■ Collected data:
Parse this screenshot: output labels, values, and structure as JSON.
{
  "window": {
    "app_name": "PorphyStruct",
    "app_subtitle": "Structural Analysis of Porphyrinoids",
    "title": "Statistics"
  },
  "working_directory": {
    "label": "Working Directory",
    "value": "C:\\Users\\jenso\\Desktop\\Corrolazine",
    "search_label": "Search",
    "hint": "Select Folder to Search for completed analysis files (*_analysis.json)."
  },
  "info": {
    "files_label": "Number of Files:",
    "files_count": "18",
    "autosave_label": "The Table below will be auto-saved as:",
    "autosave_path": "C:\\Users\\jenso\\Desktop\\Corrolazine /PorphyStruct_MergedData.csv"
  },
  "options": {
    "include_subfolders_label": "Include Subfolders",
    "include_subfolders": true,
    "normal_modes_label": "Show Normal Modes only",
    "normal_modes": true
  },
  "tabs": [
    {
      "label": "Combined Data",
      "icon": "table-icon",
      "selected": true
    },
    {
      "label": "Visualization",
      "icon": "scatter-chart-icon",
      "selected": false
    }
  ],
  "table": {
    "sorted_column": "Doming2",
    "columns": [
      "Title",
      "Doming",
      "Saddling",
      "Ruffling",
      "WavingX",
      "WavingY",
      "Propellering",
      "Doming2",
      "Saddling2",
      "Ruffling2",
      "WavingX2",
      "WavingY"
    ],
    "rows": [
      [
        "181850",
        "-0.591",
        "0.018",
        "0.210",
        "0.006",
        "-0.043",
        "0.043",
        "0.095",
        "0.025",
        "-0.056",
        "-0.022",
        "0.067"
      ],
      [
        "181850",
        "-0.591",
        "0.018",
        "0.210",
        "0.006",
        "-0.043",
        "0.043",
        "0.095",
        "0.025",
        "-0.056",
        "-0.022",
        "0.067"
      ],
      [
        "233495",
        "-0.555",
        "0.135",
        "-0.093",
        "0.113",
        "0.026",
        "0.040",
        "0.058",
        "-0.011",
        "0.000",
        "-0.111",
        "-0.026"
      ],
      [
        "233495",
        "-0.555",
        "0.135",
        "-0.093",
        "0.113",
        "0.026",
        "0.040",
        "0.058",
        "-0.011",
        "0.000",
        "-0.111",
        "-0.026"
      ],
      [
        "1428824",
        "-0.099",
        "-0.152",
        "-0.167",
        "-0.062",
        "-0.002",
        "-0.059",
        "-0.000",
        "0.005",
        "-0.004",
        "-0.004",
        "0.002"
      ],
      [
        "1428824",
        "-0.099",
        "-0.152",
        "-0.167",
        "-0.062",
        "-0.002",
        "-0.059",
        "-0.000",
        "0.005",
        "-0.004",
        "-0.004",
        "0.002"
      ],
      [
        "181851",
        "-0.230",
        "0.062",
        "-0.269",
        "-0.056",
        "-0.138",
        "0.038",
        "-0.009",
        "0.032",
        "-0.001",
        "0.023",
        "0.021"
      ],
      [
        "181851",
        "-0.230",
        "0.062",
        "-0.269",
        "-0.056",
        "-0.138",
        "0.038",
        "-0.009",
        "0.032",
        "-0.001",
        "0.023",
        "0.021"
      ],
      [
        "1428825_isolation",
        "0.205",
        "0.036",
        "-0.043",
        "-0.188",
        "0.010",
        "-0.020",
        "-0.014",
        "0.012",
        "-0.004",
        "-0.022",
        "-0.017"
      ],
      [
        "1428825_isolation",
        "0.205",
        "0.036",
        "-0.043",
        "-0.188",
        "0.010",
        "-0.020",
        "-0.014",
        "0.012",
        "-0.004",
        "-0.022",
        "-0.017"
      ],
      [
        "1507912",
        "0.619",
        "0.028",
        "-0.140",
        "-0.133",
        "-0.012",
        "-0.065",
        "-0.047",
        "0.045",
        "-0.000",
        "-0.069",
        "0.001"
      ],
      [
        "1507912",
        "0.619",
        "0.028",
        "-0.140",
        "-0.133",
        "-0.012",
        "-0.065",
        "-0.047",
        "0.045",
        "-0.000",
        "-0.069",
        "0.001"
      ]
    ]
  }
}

■ Problem description: From the records above, copy every line that holds the word "Users".

■ Task answer:
    "value": "C:\\Users\\jenso\\Desktop\\Corrolazine",
    "autosave_path": "C:\\Users\\jenso\\Desktop\\Corrolazine /PorphyStruct_MergedData.csv"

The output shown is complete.